## BEGIN

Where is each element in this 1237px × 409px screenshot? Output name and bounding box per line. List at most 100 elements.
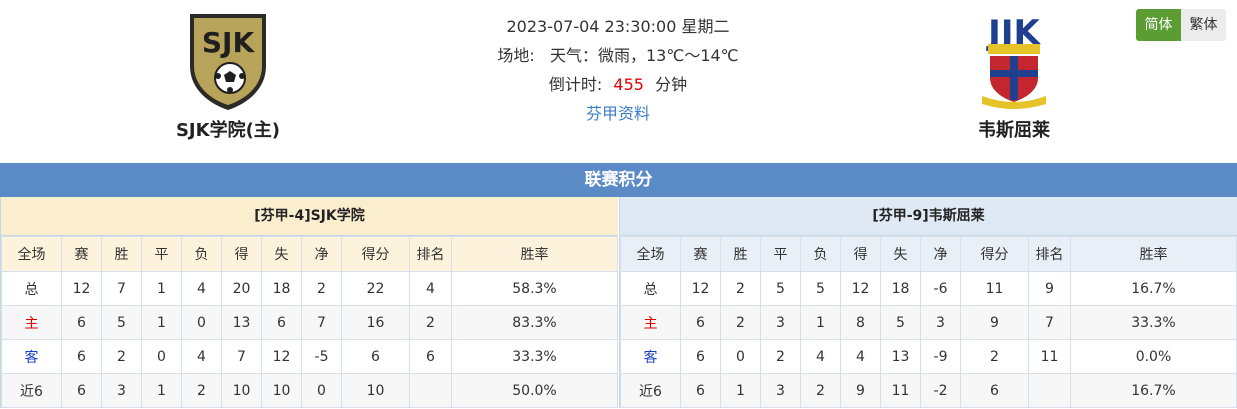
home-team-logo[interactable]: SJK bbox=[180, 8, 276, 112]
row-label: 总 bbox=[1, 271, 62, 306]
table-cell: 50.0% bbox=[451, 373, 618, 408]
table-cell: 0 bbox=[181, 305, 222, 340]
language-switch: 简体 繁体 bbox=[1136, 9, 1226, 41]
away-team-name[interactable]: 韦斯屈莱 bbox=[934, 116, 1094, 142]
table-cell: 22 bbox=[341, 271, 410, 306]
column-header: 得 bbox=[840, 236, 881, 272]
table-cell: 33.3% bbox=[451, 339, 618, 374]
away-team[interactable]: JJK 韦斯屈莱 bbox=[934, 8, 1094, 142]
away-team-logo[interactable]: JJK bbox=[966, 8, 1062, 112]
countdown-unit: 分钟 bbox=[655, 75, 688, 94]
league-info-link[interactable]: 芬甲资料 bbox=[586, 104, 650, 123]
column-header: 得分 bbox=[960, 236, 1029, 272]
lang-traditional-button[interactable]: 繁体 bbox=[1181, 9, 1226, 41]
table-row: 客 6 0 2 4 4 13 -9 2 11 0.0% bbox=[620, 339, 1237, 374]
table-cell: 16.7% bbox=[1070, 373, 1237, 408]
table-cell: 5 bbox=[880, 305, 921, 340]
table-cell: 0 bbox=[720, 339, 761, 374]
column-header: 胜 bbox=[720, 236, 761, 272]
match-info: 2023-07-04 23:30:00 星期二 场地: 天气：微雨，13℃～14… bbox=[418, 12, 818, 128]
table-cell: 2 bbox=[181, 373, 222, 408]
table-header-row: 全场 赛 胜 平 负 得 失 净 得分 排名 胜率 bbox=[1, 236, 618, 272]
home-standings-table: 全场 赛 胜 平 负 得 失 净 得分 排名 胜率 总 12 7 1 4 20 … bbox=[1, 236, 618, 408]
table-cell: 12 bbox=[261, 339, 302, 374]
table-row: 客 6 2 0 4 7 12 -5 6 6 33.3% bbox=[1, 339, 618, 374]
table-cell: 3 bbox=[760, 305, 801, 340]
home-team-name[interactable]: SJK学院(主) bbox=[148, 116, 308, 142]
table-cell bbox=[1028, 373, 1071, 408]
table-cell: 10 bbox=[341, 373, 410, 408]
table-cell: 7 bbox=[101, 271, 142, 306]
column-header: 得分 bbox=[341, 236, 410, 272]
column-header: 全场 bbox=[620, 236, 681, 272]
column-header: 得 bbox=[221, 236, 262, 272]
table-cell: -5 bbox=[301, 339, 342, 374]
table-cell: 6 bbox=[680, 305, 721, 340]
table-cell: 2 bbox=[301, 271, 342, 306]
column-header: 胜率 bbox=[1070, 236, 1237, 272]
column-header: 全场 bbox=[1, 236, 62, 272]
table-cell: 3 bbox=[760, 373, 801, 408]
table-cell bbox=[409, 373, 452, 408]
table-row: 主 6 2 3 1 8 5 3 9 7 33.3% bbox=[620, 305, 1237, 340]
table-row: 总 12 7 1 4 20 18 2 22 4 58.3% bbox=[1, 271, 618, 306]
table-cell: 13 bbox=[221, 305, 262, 340]
column-header: 赛 bbox=[61, 236, 102, 272]
table-cell: 4 bbox=[840, 339, 881, 374]
lang-simplified-button[interactable]: 简体 bbox=[1136, 9, 1181, 41]
match-header: SJK SJK学院(主) 2023-07-04 23:30:00 星期二 场地:… bbox=[0, 0, 1237, 163]
table-cell: 1 bbox=[141, 271, 182, 306]
column-header: 赛 bbox=[680, 236, 721, 272]
table-cell: 6 bbox=[680, 373, 721, 408]
table-cell: 4 bbox=[181, 271, 222, 306]
table-cell: 2 bbox=[720, 271, 761, 306]
table-cell: 1 bbox=[141, 373, 182, 408]
section-title-standings: 联赛积分 bbox=[0, 163, 1237, 197]
table-cell: 2 bbox=[101, 339, 142, 374]
table-cell: 10 bbox=[261, 373, 302, 408]
table-cell: 10 bbox=[221, 373, 262, 408]
table-cell: 8 bbox=[840, 305, 881, 340]
table-cell: 1 bbox=[720, 373, 761, 408]
row-label: 主 bbox=[1, 305, 62, 340]
table-cell: 20 bbox=[221, 271, 262, 306]
table-cell: 16.7% bbox=[1070, 271, 1237, 306]
row-label: 客 bbox=[620, 339, 681, 374]
column-header: 负 bbox=[181, 236, 222, 272]
table-cell: 3 bbox=[101, 373, 142, 408]
table-cell: 6 bbox=[61, 373, 102, 408]
table-cell: 12 bbox=[680, 271, 721, 306]
table-cell: 4 bbox=[800, 339, 841, 374]
column-header: 负 bbox=[800, 236, 841, 272]
match-countdown: 倒计时: 455 分钟 bbox=[418, 70, 818, 99]
svg-text:SJK: SJK bbox=[202, 26, 256, 59]
table-cell: 13 bbox=[880, 339, 921, 374]
table-cell: 2 bbox=[720, 305, 761, 340]
table-cell: 0.0% bbox=[1070, 339, 1237, 374]
table-cell: 6 bbox=[261, 305, 302, 340]
row-label: 客 bbox=[1, 339, 62, 374]
table-cell: 12 bbox=[61, 271, 102, 306]
table-cell: 9 bbox=[840, 373, 881, 408]
table-row: 近6 6 3 1 2 10 10 0 10 50.0% bbox=[1, 373, 618, 408]
table-cell: 2 bbox=[409, 305, 452, 340]
column-header: 净 bbox=[301, 236, 342, 272]
table-cell: 7 bbox=[301, 305, 342, 340]
match-datetime: 2023-07-04 23:30:00 星期二 bbox=[506, 17, 730, 36]
table-cell: 5 bbox=[800, 271, 841, 306]
table-cell: 2 bbox=[760, 339, 801, 374]
table-cell: 2 bbox=[800, 373, 841, 408]
table-header-row: 全场 赛 胜 平 负 得 失 净 得分 排名 胜率 bbox=[620, 236, 1237, 272]
table-cell: 7 bbox=[221, 339, 262, 374]
column-header: 平 bbox=[141, 236, 182, 272]
table-cell: 11 bbox=[1028, 339, 1071, 374]
column-header: 平 bbox=[760, 236, 801, 272]
table-cell: 6 bbox=[409, 339, 452, 374]
table-cell: 58.3% bbox=[451, 271, 618, 306]
table-cell: 6 bbox=[61, 339, 102, 374]
table-cell: 11 bbox=[880, 373, 921, 408]
table-cell: 1 bbox=[141, 305, 182, 340]
home-team[interactable]: SJK SJK学院(主) bbox=[148, 8, 308, 142]
table-cell: 3 bbox=[920, 305, 961, 340]
table-cell: 33.3% bbox=[1070, 305, 1237, 340]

## END

→ Directions for this task: Reproduce the item above word for word, leaving out the picture.

→ Task answer:
Where is each element in this 1237px × 409px screenshot? Output name and bounding box per line. List at most 100 elements.
home-team-logo[interactable]: SJK bbox=[180, 8, 276, 112]
row-label: 总 bbox=[1, 271, 62, 306]
table-cell: 50.0% bbox=[451, 373, 618, 408]
table-cell: 0 bbox=[181, 305, 222, 340]
language-switch: 简体 繁体 bbox=[1136, 9, 1226, 41]
away-team-name[interactable]: 韦斯屈莱 bbox=[934, 116, 1094, 142]
table-cell: 22 bbox=[341, 271, 410, 306]
column-header: 得 bbox=[840, 236, 881, 272]
table-cell: 33.3% bbox=[451, 339, 618, 374]
away-team[interactable]: JJK 韦斯屈莱 bbox=[934, 8, 1094, 142]
away-team-logo[interactable]: JJK bbox=[966, 8, 1062, 112]
countdown-unit: 分钟 bbox=[655, 75, 688, 94]
league-info-link[interactable]: 芬甲资料 bbox=[586, 104, 650, 123]
column-header: 得分 bbox=[960, 236, 1029, 272]
lang-traditional-button[interactable]: 繁体 bbox=[1181, 9, 1226, 41]
table-row: 客 6 0 2 4 4 13 -9 2 11 0.0% bbox=[620, 339, 1237, 374]
table-cell: 16.7% bbox=[1070, 373, 1237, 408]
table-cell: 5 bbox=[880, 305, 921, 340]
table-cell: 0 bbox=[720, 339, 761, 374]
column-header: 胜 bbox=[720, 236, 761, 272]
match-info: 2023-07-04 23:30:00 星期二 场地: 天气：微雨，13℃～14… bbox=[418, 12, 818, 128]
table-cell: 2 bbox=[181, 373, 222, 408]
table-header-row: 全场 赛 胜 平 负 得 失 净 得分 排名 胜率 bbox=[1, 236, 618, 272]
home-standings-table: 全场 赛 胜 平 负 得 失 净 得分 排名 胜率 总 12 7 1 4 20 … bbox=[1, 236, 618, 408]
table-cell: 12 bbox=[261, 339, 302, 374]
table-row: 客 6 2 0 4 7 12 -5 6 6 33.3% bbox=[1, 339, 618, 374]
table-cell: 3 bbox=[760, 305, 801, 340]
home-team-name[interactable]: SJK学院(主) bbox=[148, 116, 308, 142]
table-cell bbox=[1028, 373, 1071, 408]
table-cell: 10 bbox=[341, 373, 410, 408]
table-cell: 7 bbox=[101, 271, 142, 306]
column-header: 得分 bbox=[341, 236, 410, 272]
column-header: 全场 bbox=[620, 236, 681, 272]
column-header: 得 bbox=[221, 236, 262, 272]
table-cell: -5 bbox=[301, 339, 342, 374]
table-cell: 6 bbox=[680, 305, 721, 340]
table-cell: 2 bbox=[301, 271, 342, 306]
column-header: 胜率 bbox=[1070, 236, 1237, 272]
column-header: 全场 bbox=[1, 236, 62, 272]
table-cell: 3 bbox=[760, 373, 801, 408]
table-cell bbox=[409, 373, 452, 408]
table-row: 主 6 2 3 1 8 5 3 9 7 33.3% bbox=[620, 305, 1237, 340]
table-row: 总 12 7 1 4 20 18 2 22 4 58.3% bbox=[1, 271, 618, 306]
table-cell: 13 bbox=[221, 305, 262, 340]
column-header: 赛 bbox=[61, 236, 102, 272]
table-cell: 4 bbox=[840, 339, 881, 374]
lang-simplified-button[interactable]: 简体 bbox=[1136, 9, 1181, 41]
match-header: SJK SJK学院(主) 2023-07-04 23:30:00 星期二 场地:… bbox=[0, 0, 1237, 163]
table-cell: 1 bbox=[141, 271, 182, 306]
column-header: 赛 bbox=[680, 236, 721, 272]
table-cell: 6 bbox=[680, 373, 721, 408]
table-cell: 4 bbox=[181, 271, 222, 306]
table-cell: 2 bbox=[720, 271, 761, 306]
table-cell: 1 bbox=[141, 373, 182, 408]
section-title-standings: 联赛积分 bbox=[0, 163, 1237, 197]
table-cell: 2 bbox=[101, 339, 142, 374]
table-cell: 10 bbox=[261, 373, 302, 408]
table-cell: 10 bbox=[221, 373, 262, 408]
table-cell: 8 bbox=[840, 305, 881, 340]
table-cell: 1 bbox=[720, 373, 761, 408]
row-label: 主 bbox=[1, 305, 62, 340]
table-cell: 20 bbox=[221, 271, 262, 306]
table-cell: 16.7% bbox=[1070, 271, 1237, 306]
row-label: 客 bbox=[620, 339, 681, 374]
column-header: 负 bbox=[181, 236, 222, 272]
table-cell: 3 bbox=[101, 373, 142, 408]
table-cell: 6 bbox=[61, 373, 102, 408]
table-cell: 12 bbox=[680, 271, 721, 306]
table-cell: 4 bbox=[800, 339, 841, 374]
column-header: 负 bbox=[800, 236, 841, 272]
match-countdown: 倒计时: 455 分钟 bbox=[418, 70, 818, 99]
svg-text:SJK: SJK bbox=[202, 26, 256, 59]
table-cell: 13 bbox=[880, 339, 921, 374]
table-cell: 2 bbox=[720, 305, 761, 340]
table-cell: 0.0% bbox=[1070, 339, 1237, 374]
table-cell: 6 bbox=[261, 305, 302, 340]
row-label: 客 bbox=[1, 339, 62, 374]
table-cell: 12 bbox=[61, 271, 102, 306]
table-cell: 9 bbox=[840, 373, 881, 408]
table-row: 近6 6 3 1 2 10 10 0 10 50.0% bbox=[1, 373, 618, 408]
table-cell: 2 bbox=[409, 305, 452, 340]
column-header: 净 bbox=[301, 236, 342, 272]
table-cell: 7 bbox=[301, 305, 342, 340]
match-datetime: 2023-07-04 23:30:00 星期二 bbox=[506, 17, 730, 36]
table-cell: 5 bbox=[800, 271, 841, 306]
table-cell: 2 bbox=[760, 339, 801, 374]
table-cell: 2 bbox=[800, 373, 841, 408]
table-header-row: 全场 赛 胜 平 负 得 失 净 得分 排名 胜率 bbox=[620, 236, 1237, 272]
table-cell: 7 bbox=[221, 339, 262, 374]
column-header: 平 bbox=[141, 236, 182, 272]
table-cell: 11 bbox=[1028, 339, 1071, 374]
column-header: 平 bbox=[760, 236, 801, 272]
table-cell: 6 bbox=[409, 339, 452, 374]
table-cell: 58.3% bbox=[451, 271, 618, 306]
table-cell: 6 bbox=[61, 339, 102, 374]
table-cell: 11 bbox=[880, 373, 921, 408]
table-cell: 1 bbox=[141, 305, 182, 340]
home-team[interactable]: SJK SJK学院(主) bbox=[148, 8, 308, 142]
table-cell: 3 bbox=[920, 305, 961, 340]
table-cell: 33.3% bbox=[1070, 305, 1237, 340]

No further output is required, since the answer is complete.